--- START RECORDS PROVIDED ---

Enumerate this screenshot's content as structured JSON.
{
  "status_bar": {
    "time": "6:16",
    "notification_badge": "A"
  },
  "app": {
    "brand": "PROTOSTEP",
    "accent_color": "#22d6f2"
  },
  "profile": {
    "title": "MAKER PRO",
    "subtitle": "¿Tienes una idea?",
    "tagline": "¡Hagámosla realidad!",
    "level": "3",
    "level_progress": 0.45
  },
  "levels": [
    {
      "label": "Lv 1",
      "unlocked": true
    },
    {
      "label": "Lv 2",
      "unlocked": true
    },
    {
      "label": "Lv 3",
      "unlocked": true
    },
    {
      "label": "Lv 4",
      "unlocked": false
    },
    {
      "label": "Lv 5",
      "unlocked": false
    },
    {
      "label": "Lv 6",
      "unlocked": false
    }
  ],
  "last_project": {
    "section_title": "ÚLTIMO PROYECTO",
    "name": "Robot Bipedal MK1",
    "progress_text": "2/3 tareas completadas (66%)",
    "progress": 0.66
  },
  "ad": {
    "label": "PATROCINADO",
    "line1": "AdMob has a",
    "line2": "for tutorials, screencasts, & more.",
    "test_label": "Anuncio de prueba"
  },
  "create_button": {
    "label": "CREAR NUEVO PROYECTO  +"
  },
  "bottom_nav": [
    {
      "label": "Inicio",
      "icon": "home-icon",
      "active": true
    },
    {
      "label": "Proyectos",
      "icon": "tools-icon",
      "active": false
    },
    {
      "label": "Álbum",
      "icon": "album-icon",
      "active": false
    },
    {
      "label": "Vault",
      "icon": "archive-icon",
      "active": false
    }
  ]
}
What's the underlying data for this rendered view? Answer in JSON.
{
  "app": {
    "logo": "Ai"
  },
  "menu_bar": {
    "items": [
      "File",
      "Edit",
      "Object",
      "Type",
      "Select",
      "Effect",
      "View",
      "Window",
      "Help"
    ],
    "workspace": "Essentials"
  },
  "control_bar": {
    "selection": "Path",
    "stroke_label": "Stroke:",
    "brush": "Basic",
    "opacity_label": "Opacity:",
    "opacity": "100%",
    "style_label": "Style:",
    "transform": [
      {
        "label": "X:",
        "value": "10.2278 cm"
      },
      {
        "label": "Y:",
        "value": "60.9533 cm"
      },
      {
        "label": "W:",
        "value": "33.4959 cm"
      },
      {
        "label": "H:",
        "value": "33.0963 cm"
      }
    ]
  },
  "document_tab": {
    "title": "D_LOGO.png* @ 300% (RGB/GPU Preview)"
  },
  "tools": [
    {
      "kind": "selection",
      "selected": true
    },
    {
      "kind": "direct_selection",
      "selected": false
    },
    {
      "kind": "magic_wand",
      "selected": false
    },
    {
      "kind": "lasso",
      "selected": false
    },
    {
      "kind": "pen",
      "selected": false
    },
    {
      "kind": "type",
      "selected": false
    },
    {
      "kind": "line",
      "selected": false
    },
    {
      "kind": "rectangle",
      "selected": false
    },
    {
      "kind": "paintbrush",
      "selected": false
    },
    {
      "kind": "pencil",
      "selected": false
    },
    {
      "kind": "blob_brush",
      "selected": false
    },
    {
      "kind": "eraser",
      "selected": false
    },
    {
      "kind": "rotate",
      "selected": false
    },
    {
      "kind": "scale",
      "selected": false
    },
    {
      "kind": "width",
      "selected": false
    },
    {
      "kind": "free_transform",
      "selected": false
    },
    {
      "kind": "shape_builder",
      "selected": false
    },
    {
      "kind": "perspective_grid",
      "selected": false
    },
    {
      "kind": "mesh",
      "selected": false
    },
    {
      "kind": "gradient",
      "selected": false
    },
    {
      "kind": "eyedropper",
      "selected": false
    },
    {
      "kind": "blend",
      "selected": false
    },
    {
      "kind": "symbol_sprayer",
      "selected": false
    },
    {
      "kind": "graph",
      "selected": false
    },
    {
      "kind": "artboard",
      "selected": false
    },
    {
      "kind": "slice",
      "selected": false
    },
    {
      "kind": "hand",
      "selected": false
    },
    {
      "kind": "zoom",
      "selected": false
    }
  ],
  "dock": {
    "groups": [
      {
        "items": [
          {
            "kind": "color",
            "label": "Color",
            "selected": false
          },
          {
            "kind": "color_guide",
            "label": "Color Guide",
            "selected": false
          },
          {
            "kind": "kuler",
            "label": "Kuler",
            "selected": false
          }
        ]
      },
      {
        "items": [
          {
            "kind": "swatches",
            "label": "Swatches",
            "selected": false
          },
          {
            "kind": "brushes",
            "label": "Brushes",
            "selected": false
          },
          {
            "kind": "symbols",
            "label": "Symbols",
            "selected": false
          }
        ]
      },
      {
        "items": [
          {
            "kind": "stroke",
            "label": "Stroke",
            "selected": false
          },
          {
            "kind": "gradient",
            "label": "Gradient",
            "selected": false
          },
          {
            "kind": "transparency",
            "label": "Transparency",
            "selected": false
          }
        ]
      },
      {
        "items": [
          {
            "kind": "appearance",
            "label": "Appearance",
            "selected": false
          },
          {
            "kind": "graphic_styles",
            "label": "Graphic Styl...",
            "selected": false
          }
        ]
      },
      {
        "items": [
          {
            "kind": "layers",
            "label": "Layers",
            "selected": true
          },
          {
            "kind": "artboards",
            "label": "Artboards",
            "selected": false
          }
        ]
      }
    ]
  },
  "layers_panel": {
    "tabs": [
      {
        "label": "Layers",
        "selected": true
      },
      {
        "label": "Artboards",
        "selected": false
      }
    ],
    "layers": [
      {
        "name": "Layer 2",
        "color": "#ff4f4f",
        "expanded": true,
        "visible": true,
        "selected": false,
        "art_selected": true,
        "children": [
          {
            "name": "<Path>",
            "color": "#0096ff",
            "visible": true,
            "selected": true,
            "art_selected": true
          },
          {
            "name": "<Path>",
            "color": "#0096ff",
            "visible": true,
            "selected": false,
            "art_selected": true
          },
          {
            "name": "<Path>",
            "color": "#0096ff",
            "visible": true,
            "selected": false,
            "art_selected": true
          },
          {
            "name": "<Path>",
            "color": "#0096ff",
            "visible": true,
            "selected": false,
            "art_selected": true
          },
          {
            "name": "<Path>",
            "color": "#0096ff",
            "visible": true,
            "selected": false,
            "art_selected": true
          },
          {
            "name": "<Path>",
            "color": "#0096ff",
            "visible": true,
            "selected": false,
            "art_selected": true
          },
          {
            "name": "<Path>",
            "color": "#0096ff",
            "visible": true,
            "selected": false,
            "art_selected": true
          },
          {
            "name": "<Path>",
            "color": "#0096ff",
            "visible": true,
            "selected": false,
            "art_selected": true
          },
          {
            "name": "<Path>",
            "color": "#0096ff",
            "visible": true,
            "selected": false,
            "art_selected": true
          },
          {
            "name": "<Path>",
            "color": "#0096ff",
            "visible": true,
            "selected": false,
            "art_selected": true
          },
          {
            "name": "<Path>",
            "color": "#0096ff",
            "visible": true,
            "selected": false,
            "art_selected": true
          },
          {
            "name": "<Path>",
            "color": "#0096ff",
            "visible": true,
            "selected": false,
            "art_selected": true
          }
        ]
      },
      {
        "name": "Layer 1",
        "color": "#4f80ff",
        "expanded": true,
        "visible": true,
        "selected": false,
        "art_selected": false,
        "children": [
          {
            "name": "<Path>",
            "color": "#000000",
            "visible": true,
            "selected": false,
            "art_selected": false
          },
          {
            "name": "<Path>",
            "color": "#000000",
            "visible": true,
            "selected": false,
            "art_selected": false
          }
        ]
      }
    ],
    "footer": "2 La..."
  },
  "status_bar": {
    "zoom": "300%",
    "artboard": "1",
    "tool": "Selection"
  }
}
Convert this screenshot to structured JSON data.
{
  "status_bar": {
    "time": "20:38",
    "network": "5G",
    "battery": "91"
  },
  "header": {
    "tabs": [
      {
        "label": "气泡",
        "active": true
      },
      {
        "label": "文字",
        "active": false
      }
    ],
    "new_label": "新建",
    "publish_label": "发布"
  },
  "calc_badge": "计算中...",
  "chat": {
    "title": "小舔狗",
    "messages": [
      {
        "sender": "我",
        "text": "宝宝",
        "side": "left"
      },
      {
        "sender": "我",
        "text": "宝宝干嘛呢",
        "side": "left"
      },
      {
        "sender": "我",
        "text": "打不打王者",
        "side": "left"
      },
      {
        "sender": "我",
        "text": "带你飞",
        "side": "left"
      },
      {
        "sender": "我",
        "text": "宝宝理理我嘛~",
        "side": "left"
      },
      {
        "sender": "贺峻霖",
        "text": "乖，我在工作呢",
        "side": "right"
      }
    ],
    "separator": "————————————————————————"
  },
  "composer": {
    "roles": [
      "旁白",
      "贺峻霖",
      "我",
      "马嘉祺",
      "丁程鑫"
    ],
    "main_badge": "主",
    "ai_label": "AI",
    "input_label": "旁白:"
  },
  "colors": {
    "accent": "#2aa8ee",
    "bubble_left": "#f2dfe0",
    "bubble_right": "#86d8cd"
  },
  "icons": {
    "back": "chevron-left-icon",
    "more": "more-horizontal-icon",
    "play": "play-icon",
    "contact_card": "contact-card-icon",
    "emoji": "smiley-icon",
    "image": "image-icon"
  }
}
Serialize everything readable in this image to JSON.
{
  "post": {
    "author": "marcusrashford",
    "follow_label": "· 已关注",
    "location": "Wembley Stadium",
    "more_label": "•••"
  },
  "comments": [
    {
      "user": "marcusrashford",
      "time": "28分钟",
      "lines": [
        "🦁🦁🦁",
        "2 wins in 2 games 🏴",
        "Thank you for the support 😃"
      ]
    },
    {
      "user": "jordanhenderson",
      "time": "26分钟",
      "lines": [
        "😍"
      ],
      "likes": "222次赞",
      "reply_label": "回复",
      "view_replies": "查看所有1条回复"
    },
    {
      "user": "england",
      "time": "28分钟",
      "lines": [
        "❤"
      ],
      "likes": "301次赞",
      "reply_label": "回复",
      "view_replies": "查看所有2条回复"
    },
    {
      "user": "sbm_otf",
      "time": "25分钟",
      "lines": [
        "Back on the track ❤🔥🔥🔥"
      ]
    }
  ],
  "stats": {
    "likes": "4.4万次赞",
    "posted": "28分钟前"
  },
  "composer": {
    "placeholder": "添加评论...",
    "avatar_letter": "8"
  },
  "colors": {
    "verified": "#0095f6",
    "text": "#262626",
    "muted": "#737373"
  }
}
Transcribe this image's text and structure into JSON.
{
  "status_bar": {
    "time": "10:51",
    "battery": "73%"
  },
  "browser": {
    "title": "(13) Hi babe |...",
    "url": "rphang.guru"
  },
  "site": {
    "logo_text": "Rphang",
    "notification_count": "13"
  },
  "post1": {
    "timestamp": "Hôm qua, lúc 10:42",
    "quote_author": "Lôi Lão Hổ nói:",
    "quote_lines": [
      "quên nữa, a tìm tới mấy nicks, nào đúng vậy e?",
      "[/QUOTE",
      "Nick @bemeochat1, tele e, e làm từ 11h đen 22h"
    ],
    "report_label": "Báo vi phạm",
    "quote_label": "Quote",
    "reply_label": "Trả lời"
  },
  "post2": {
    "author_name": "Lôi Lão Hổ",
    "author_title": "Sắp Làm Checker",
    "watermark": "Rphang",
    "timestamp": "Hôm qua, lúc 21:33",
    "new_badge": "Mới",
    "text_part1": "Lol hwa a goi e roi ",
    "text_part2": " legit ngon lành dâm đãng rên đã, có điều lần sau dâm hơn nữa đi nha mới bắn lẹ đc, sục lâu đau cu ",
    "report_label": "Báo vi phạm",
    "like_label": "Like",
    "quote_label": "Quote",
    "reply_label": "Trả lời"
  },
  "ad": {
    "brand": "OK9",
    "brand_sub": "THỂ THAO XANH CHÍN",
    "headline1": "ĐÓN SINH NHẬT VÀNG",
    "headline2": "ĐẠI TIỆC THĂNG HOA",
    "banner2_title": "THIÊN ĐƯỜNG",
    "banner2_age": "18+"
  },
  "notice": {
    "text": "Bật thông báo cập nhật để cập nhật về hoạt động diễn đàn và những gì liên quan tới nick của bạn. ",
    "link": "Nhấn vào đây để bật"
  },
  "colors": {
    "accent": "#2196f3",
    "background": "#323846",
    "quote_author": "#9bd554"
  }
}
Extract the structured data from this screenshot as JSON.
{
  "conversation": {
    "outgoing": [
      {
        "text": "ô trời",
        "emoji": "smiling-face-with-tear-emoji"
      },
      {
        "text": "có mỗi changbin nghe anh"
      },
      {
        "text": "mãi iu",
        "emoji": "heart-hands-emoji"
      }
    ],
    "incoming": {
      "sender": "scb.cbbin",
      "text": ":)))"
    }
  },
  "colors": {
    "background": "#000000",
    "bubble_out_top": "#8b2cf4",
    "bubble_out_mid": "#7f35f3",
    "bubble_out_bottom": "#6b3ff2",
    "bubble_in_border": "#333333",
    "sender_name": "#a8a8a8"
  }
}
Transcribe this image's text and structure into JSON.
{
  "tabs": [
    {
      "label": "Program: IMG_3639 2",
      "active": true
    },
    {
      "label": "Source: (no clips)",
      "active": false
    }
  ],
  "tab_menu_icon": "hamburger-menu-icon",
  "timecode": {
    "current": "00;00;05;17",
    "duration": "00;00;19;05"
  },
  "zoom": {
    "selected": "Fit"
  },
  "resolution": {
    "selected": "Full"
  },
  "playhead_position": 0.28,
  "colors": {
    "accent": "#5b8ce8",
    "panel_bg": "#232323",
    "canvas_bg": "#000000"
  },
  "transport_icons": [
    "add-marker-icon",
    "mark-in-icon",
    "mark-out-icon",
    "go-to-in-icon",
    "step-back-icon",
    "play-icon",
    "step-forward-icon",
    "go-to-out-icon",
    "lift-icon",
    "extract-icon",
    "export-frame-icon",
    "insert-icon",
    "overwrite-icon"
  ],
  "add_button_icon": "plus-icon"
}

--- END RECORDS PROVIDED ---

§ WHAT IS EXPECTED: Write out every line of the listing that holds the word "marcusrashford".

§ CORRECT ANSWER:
    "author": "marcusrashford",
      "user": "marcusrashford",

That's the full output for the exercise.